--- BEGIN RECORD SET ---
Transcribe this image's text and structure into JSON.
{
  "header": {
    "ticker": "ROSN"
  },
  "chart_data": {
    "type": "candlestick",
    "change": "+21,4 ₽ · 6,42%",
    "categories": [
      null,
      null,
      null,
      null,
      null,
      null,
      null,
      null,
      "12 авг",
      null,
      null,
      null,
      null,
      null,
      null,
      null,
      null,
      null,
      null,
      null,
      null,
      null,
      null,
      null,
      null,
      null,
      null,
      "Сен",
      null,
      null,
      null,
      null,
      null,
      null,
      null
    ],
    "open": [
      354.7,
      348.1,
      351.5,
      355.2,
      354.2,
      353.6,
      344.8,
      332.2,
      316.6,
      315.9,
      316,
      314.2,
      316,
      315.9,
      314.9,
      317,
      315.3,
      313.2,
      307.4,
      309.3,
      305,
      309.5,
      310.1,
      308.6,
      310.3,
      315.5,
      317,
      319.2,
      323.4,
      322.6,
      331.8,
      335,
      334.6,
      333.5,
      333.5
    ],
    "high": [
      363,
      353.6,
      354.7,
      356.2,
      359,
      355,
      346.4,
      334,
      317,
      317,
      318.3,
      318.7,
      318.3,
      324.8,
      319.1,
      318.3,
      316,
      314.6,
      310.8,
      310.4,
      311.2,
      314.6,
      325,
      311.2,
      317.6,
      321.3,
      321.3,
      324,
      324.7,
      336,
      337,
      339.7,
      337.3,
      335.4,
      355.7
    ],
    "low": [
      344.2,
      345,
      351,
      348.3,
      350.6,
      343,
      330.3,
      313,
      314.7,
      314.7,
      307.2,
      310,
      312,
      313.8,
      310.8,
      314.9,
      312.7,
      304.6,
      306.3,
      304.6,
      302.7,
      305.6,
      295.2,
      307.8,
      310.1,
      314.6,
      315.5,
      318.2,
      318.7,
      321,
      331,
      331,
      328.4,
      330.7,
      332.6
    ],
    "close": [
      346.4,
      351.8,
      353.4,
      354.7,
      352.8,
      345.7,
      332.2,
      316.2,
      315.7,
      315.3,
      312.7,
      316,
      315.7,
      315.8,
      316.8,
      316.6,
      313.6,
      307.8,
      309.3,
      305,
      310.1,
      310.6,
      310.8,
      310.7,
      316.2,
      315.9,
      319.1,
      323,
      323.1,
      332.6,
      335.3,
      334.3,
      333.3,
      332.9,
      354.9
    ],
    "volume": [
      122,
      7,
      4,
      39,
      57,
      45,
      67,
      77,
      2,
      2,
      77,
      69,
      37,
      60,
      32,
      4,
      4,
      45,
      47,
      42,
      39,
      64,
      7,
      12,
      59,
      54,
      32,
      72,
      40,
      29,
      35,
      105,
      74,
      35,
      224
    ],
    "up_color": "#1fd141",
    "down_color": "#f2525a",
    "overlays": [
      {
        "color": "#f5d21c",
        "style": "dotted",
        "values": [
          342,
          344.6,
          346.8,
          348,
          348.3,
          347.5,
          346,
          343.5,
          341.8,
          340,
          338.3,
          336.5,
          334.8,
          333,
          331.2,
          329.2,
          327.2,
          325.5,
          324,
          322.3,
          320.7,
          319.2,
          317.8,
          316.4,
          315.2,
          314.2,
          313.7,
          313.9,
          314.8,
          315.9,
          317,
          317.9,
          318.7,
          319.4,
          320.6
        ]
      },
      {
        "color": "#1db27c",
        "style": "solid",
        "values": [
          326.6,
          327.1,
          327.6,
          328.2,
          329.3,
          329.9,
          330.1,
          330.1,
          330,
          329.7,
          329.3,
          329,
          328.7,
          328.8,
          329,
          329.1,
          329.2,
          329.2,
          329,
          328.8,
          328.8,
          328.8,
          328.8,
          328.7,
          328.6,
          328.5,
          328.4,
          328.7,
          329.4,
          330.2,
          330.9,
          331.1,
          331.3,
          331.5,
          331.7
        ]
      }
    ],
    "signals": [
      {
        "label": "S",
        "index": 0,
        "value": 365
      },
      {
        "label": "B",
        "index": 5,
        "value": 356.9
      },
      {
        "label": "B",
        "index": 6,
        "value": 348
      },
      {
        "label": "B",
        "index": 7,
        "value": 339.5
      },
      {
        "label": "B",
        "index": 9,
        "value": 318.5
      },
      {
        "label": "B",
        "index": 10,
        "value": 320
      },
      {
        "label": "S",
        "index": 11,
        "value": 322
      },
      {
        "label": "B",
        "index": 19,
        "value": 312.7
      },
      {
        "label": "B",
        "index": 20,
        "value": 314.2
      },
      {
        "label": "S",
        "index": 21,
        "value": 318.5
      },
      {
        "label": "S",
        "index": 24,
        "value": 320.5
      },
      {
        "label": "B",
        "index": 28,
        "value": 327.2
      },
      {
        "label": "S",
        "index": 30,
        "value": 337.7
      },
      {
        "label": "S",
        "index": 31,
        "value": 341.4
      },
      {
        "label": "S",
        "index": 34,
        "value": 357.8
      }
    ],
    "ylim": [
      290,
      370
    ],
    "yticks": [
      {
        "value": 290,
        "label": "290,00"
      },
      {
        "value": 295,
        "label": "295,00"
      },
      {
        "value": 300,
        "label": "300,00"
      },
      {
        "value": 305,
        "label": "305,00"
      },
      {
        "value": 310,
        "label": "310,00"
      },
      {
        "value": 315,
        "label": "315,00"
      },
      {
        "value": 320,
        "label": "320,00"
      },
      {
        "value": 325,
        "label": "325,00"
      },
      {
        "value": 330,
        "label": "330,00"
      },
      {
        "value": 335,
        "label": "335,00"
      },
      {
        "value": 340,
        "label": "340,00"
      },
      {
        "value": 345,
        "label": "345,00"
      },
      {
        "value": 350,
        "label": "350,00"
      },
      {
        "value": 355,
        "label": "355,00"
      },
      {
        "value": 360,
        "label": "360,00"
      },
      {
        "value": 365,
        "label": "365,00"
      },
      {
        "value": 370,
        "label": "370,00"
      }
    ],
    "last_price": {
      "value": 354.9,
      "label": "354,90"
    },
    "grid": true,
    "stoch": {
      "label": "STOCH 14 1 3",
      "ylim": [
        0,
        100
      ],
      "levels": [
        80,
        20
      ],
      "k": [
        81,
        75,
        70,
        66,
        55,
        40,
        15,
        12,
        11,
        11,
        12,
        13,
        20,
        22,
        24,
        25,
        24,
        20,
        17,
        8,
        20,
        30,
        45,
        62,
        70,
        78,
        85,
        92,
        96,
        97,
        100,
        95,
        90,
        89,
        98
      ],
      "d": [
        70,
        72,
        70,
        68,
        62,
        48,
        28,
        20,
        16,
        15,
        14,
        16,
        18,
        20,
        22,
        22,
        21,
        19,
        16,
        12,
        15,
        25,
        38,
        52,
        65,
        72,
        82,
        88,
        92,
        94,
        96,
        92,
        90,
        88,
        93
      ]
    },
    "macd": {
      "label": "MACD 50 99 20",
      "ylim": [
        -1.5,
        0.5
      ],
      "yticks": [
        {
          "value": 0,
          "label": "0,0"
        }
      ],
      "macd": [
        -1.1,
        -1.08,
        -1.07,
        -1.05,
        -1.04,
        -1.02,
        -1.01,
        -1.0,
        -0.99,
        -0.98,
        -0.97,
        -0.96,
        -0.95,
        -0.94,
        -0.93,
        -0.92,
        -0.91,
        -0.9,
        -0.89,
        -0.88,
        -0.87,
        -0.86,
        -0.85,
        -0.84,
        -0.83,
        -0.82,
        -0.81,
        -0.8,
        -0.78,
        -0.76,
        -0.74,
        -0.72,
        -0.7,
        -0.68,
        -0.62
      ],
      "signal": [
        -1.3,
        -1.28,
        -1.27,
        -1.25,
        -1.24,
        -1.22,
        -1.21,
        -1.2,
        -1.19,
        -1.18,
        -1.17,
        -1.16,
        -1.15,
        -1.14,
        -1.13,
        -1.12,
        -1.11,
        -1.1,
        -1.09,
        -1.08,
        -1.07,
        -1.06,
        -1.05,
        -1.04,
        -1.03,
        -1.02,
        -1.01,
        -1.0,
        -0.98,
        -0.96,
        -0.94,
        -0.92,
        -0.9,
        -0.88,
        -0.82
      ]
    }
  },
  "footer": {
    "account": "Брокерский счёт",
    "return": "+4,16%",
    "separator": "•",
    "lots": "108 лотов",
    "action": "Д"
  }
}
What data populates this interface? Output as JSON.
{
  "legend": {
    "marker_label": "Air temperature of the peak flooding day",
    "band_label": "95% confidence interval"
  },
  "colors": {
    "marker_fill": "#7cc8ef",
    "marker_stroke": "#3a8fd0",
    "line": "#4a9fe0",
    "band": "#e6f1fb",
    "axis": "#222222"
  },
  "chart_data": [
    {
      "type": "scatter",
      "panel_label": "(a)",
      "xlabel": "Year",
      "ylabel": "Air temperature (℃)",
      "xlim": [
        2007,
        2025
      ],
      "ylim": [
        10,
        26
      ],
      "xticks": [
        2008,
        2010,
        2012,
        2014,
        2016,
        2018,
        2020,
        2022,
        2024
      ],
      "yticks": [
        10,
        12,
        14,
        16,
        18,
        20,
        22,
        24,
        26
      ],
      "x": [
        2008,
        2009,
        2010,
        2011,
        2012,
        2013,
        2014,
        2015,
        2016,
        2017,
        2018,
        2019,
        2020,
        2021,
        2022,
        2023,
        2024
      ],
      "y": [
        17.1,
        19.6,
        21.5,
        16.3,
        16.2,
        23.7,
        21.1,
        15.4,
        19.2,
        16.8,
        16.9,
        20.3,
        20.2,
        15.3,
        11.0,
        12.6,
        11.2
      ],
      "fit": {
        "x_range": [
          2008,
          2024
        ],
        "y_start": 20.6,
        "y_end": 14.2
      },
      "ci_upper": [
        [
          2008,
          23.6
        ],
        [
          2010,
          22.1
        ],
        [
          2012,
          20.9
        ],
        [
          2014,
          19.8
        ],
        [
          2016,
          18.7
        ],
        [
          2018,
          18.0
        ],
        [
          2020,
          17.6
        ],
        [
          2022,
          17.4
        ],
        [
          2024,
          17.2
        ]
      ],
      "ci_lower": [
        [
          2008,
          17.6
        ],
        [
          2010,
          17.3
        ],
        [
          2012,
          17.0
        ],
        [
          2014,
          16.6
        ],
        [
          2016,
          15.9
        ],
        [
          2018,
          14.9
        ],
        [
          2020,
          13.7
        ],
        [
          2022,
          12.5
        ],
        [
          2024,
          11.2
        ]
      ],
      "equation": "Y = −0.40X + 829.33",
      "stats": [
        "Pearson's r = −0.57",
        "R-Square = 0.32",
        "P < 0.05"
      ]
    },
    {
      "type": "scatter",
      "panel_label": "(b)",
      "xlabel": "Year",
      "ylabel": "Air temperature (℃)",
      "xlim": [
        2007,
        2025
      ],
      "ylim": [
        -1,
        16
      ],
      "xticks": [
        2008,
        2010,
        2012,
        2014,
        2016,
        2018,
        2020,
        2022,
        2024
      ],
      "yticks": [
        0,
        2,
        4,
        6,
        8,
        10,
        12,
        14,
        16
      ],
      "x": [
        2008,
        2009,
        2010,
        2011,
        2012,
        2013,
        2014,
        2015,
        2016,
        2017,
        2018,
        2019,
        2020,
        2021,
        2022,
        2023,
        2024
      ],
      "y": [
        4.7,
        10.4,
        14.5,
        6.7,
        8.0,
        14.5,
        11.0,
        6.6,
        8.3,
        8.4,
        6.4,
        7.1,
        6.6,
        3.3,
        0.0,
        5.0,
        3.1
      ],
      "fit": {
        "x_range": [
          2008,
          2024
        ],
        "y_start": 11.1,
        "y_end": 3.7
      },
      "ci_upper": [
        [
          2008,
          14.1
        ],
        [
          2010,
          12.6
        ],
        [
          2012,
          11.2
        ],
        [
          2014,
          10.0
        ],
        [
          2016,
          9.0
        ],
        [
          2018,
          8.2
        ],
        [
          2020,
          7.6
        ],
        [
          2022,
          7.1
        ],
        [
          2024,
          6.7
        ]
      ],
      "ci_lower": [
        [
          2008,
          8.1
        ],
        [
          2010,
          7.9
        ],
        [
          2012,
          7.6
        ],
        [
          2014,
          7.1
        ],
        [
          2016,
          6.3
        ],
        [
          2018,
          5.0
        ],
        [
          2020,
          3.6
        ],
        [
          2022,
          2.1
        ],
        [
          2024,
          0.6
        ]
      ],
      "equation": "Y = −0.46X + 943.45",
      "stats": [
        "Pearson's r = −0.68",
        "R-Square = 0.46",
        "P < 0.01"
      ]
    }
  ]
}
--- END RECORD SET ---
AIM - Copy every line from the records above that contains the word "this".

CORRECT RESULT -
Transcribe this image's text and structure into JSON.
What data populates this interface? Output as JSON.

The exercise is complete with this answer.